--- START ENTRIES SUPPLIED ---
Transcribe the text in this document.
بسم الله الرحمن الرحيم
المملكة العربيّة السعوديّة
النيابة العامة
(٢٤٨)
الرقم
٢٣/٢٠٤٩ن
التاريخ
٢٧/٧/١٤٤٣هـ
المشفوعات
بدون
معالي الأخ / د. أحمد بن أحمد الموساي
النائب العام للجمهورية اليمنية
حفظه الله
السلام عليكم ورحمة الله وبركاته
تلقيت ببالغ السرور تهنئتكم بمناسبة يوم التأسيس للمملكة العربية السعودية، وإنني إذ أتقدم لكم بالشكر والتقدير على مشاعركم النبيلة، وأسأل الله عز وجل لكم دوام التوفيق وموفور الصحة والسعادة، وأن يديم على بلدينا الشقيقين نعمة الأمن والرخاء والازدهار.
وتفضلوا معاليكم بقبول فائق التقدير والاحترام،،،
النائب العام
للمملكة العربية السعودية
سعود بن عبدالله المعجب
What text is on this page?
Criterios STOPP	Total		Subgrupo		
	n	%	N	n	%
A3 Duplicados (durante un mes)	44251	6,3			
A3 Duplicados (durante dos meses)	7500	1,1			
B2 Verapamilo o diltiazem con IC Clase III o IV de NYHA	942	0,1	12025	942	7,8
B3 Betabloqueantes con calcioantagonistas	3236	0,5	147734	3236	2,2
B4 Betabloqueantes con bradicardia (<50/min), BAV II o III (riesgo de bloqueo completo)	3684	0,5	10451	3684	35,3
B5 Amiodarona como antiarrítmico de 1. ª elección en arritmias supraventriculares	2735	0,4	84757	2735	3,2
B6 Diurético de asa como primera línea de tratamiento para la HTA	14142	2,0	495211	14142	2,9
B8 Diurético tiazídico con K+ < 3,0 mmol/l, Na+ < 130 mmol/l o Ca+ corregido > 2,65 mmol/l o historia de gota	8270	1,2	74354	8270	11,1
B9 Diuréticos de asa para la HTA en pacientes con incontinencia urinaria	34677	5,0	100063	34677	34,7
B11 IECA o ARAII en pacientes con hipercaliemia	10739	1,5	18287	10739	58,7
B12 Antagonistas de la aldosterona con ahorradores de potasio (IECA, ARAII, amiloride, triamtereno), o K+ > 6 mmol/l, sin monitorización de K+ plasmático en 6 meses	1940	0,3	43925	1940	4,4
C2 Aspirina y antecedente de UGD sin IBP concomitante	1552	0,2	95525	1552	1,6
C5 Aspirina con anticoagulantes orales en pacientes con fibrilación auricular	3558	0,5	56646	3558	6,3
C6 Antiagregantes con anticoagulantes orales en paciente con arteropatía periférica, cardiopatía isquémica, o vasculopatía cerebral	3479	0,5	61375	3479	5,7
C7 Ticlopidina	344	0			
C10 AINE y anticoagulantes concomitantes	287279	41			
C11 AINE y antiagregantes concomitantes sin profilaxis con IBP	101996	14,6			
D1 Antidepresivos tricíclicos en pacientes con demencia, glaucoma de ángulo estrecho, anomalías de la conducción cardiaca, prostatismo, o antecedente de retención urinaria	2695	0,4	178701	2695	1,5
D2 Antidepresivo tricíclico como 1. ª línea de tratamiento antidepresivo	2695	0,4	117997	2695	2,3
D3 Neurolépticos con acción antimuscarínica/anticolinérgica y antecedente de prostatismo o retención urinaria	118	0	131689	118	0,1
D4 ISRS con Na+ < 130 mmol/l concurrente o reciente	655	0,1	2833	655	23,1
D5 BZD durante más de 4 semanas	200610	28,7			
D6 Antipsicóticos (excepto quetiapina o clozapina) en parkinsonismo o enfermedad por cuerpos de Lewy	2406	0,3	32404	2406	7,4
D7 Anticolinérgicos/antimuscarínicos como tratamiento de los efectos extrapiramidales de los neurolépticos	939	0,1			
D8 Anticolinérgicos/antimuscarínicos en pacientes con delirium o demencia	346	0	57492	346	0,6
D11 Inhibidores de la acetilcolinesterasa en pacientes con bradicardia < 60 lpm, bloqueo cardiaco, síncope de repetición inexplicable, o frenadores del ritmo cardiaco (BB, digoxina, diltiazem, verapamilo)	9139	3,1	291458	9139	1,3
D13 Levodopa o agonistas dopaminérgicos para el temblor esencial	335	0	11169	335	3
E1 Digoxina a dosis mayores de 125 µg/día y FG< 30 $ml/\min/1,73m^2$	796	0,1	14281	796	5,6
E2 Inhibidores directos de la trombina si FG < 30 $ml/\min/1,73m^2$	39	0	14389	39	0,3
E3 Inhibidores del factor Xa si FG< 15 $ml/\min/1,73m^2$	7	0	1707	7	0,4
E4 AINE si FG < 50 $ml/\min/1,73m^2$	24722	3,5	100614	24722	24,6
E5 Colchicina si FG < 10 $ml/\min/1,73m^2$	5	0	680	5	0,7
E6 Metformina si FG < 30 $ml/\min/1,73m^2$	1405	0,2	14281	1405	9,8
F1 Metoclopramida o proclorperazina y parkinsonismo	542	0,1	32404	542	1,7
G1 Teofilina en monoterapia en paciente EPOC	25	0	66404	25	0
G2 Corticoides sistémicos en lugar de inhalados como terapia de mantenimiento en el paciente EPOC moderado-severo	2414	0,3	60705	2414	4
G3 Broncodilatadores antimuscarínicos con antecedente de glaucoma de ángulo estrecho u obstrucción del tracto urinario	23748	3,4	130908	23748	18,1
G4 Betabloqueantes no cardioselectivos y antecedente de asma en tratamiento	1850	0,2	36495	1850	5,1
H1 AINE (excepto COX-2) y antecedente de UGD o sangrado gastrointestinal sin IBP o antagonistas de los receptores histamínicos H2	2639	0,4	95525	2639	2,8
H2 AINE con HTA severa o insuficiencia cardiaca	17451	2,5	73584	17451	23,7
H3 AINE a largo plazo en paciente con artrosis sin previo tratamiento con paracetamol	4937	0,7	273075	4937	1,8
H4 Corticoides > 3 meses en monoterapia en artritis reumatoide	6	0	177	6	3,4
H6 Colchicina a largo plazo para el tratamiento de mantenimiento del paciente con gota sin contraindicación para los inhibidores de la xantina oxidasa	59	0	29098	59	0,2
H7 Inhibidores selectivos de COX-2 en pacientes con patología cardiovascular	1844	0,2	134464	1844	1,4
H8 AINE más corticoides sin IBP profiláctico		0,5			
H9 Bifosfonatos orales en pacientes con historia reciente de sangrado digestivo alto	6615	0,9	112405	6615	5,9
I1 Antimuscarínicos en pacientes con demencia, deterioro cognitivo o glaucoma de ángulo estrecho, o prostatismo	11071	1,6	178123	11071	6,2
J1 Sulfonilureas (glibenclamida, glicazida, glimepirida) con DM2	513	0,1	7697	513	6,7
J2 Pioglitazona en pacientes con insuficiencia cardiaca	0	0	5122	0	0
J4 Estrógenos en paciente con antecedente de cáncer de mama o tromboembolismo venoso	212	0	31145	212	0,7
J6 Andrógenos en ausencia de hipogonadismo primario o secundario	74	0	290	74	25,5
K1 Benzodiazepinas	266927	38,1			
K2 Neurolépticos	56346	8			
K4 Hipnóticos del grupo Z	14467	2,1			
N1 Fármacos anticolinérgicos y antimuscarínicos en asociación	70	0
--- END ENTRIES SUPPLIED ---
- **WHAT NEEDS TO BE DONE**
Which lines contain the word "retención"? Copy each of them.

- **COMPLETED EXERCISE**
D1 Antidepresivos tricíclicos en pacientes con demencia, glaucoma de ángulo estrecho, anomalías de la conducción cardiaca, prostatismo, o antecedente de retención urinaria	2695	0,4	178701	2695	1,5
D3 Neurolépticos con acción antimuscarínica/anticolinérgica y antecedente de prostatismo o retención urinaria	118	0	131689	118	0,1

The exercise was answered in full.